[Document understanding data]
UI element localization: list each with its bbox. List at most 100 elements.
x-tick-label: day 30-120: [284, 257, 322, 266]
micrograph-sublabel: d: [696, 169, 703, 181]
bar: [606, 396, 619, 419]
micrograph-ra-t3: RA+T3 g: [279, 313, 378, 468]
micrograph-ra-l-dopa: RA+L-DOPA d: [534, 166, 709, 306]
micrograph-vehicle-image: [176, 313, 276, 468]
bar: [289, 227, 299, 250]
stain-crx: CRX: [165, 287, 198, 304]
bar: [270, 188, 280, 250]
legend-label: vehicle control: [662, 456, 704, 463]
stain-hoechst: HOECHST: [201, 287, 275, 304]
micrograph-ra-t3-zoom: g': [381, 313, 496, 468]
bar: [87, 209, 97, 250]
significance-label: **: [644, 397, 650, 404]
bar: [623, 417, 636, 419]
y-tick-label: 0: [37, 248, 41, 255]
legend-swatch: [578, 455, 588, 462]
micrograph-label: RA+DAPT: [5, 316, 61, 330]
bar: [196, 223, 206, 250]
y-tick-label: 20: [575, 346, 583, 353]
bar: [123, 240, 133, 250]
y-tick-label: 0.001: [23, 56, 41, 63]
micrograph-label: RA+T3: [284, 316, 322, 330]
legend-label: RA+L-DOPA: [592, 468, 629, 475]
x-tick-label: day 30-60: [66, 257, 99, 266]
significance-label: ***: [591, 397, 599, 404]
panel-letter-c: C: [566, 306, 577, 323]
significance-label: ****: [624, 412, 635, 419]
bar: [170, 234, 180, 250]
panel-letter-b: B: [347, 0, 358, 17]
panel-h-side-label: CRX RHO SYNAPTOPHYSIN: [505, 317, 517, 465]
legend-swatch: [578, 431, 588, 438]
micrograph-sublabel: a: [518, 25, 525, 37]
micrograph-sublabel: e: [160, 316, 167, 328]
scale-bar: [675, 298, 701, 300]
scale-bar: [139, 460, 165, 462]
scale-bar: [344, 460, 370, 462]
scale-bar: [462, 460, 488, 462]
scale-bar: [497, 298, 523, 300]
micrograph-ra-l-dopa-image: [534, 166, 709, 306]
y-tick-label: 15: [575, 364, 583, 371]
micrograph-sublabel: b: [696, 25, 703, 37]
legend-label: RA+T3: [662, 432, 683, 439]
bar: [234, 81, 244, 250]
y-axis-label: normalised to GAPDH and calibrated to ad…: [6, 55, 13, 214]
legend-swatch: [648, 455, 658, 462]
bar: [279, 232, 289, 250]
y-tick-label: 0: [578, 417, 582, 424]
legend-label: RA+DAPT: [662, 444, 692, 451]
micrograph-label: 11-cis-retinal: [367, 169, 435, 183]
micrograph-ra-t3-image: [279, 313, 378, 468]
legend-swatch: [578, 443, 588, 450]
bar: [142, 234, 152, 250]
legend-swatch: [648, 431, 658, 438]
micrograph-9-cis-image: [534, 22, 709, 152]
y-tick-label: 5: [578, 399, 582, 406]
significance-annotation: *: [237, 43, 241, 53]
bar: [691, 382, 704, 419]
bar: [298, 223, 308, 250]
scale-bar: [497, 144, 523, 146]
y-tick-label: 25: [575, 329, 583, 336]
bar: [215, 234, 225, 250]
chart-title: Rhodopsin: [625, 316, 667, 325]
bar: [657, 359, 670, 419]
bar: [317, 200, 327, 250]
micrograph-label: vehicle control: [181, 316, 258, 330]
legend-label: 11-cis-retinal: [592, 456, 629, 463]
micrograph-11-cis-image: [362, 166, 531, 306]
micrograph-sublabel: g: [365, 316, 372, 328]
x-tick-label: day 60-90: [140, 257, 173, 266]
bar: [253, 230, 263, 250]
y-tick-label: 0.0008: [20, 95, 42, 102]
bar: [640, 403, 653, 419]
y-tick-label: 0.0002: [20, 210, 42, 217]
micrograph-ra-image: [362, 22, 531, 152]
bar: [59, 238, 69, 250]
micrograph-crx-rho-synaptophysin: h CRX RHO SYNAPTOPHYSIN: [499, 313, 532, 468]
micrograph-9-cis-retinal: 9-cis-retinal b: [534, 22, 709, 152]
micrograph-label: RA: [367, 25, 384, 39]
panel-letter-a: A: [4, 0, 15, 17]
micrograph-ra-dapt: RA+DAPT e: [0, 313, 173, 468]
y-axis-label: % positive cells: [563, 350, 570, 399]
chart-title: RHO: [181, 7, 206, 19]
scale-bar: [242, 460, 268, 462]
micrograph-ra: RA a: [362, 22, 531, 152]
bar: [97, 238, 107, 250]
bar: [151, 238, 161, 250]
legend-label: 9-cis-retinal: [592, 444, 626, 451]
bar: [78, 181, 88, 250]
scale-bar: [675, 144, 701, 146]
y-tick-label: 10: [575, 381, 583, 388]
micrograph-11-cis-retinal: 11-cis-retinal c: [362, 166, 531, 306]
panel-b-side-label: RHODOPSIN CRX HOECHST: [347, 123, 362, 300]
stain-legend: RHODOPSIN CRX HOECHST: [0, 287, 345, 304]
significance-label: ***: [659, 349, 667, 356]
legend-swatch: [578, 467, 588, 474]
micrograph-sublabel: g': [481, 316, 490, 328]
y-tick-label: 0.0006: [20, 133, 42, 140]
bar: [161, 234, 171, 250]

§ **GOAL OF THE EXERCISE**: Every record shown above should be given back exactly.

§ **RESPONSE TO THIS EXERCISE**:
UI element localization: list each with its bbox. List at most 100 elements.
x-tick-label: day 30-120: [284, 257, 322, 266]
micrograph-sublabel: d: [696, 169, 703, 181]
bar: [606, 396, 619, 419]
micrograph-ra-t3: RA+T3 g: [279, 313, 378, 468]
micrograph-ra-l-dopa: RA+L-DOPA d: [534, 166, 709, 306]
micrograph-vehicle-image: [176, 313, 276, 468]
bar: [289, 227, 299, 250]
stain-crx: CRX: [165, 287, 198, 304]
bar: [270, 188, 280, 250]
legend-label: vehicle control: [662, 456, 704, 463]
stain-hoechst: HOECHST: [201, 287, 275, 304]
micrograph-ra-t3-zoom: g': [381, 313, 496, 468]
bar: [87, 209, 97, 250]
significance-label: **: [644, 397, 650, 404]
bar: [623, 417, 636, 419]
y-tick-label: 0: [37, 248, 41, 255]
legend-swatch: [578, 455, 588, 462]
micrograph-label: RA+DAPT: [5, 316, 61, 330]
bar: [196, 223, 206, 250]
y-tick-label: 20: [575, 346, 583, 353]
bar: [123, 240, 133, 250]
y-tick-label: 0.001: [23, 56, 41, 63]
micrograph-label: RA+T3: [284, 316, 322, 330]
legend-label: RA+L-DOPA: [592, 468, 629, 475]
x-tick-label: day 30-60: [66, 257, 99, 266]
significance-label: ***: [591, 397, 599, 404]
panel-letter-c: C: [566, 306, 577, 323]
significance-label: ****: [624, 412, 635, 419]
bar: [170, 234, 180, 250]
panel-letter-b: B: [347, 0, 358, 17]
panel-h-side-label: CRX RHO SYNAPTOPHYSIN: [505, 317, 517, 465]
legend-swatch: [578, 431, 588, 438]
micrograph-sublabel: a: [518, 25, 525, 37]
micrograph-sublabel: e: [160, 316, 167, 328]
scale-bar: [675, 298, 701, 300]
scale-bar: [139, 460, 165, 462]
scale-bar: [344, 460, 370, 462]
scale-bar: [462, 460, 488, 462]
scale-bar: [497, 298, 523, 300]
micrograph-ra-l-dopa-image: [534, 166, 709, 306]
y-tick-label: 15: [575, 364, 583, 371]
micrograph-sublabel: b: [696, 25, 703, 37]
legend-label: RA+T3: [662, 432, 683, 439]
bar: [234, 81, 244, 250]
y-axis-label: normalised to GAPDH and calibrated to ad…: [6, 55, 13, 214]
legend-swatch: [648, 455, 658, 462]
bar: [279, 232, 289, 250]
y-tick-label: 0: [578, 417, 582, 424]
legend-label: RA+DAPT: [662, 444, 692, 451]
micrograph-label: 11-cis-retinal: [367, 169, 435, 183]
micrograph-ra-t3-image: [279, 313, 378, 468]
legend-swatch: [578, 443, 588, 450]
bar: [142, 234, 152, 250]
legend-swatch: [648, 431, 658, 438]
micrograph-9-cis-image: [534, 22, 709, 152]
y-tick-label: 5: [578, 399, 582, 406]
significance-annotation: *: [237, 43, 241, 53]
bar: [691, 382, 704, 419]
bar: [298, 223, 308, 250]
scale-bar: [497, 144, 523, 146]
y-tick-label: 25: [575, 329, 583, 336]
bar: [215, 234, 225, 250]
chart-title: Rhodopsin: [625, 316, 667, 325]
bar: [657, 359, 670, 419]
bar: [317, 200, 327, 250]
micrograph-label: vehicle control: [181, 316, 258, 330]
legend-label: 11-cis-retinal: [592, 456, 629, 463]
micrograph-11-cis-image: [362, 166, 531, 306]
micrograph-sublabel: g: [365, 316, 372, 328]
x-tick-label: day 60-90: [140, 257, 173, 266]
bar: [253, 230, 263, 250]
y-tick-label: 0.0008: [20, 95, 42, 102]
bar: [640, 403, 653, 419]
y-tick-label: 0.0002: [20, 210, 42, 217]
micrograph-ra-image: [362, 22, 531, 152]
bar: [59, 238, 69, 250]
micrograph-crx-rho-synaptophysin: h CRX RHO SYNAPTOPHYSIN: [499, 313, 532, 468]
micrograph-9-cis-retinal: 9-cis-retinal b: [534, 22, 709, 152]
micrograph-label: RA: [367, 25, 384, 39]
panel-letter-a: A: [4, 0, 15, 17]
micrograph-ra-dapt: RA+DAPT e: [0, 313, 173, 468]
y-axis-label: % positive cells: [563, 350, 570, 399]
chart-title: RHO: [181, 7, 206, 19]
scale-bar: [242, 460, 268, 462]
micrograph-ra: RA a: [362, 22, 531, 152]
bar: [97, 238, 107, 250]
bar: [151, 238, 161, 250]
legend-label: 9-cis-retinal: [592, 444, 626, 451]
bar: [78, 181, 88, 250]
scale-bar: [675, 144, 701, 146]
y-tick-label: 10: [575, 381, 583, 388]
micrograph-11-cis-retinal: 11-cis-retinal c: [362, 166, 531, 306]
panel-b-side-label: RHODOPSIN CRX HOECHST: [347, 123, 362, 300]
stain-legend: RHODOPSIN CRX HOECHST: [0, 287, 345, 304]
significance-label: ***: [659, 349, 667, 356]
legend-swatch: [578, 467, 588, 474]
micrograph-sublabel: g': [481, 316, 490, 328]
y-tick-label: 0.0006: [20, 133, 42, 140]
bar: [161, 234, 171, 250]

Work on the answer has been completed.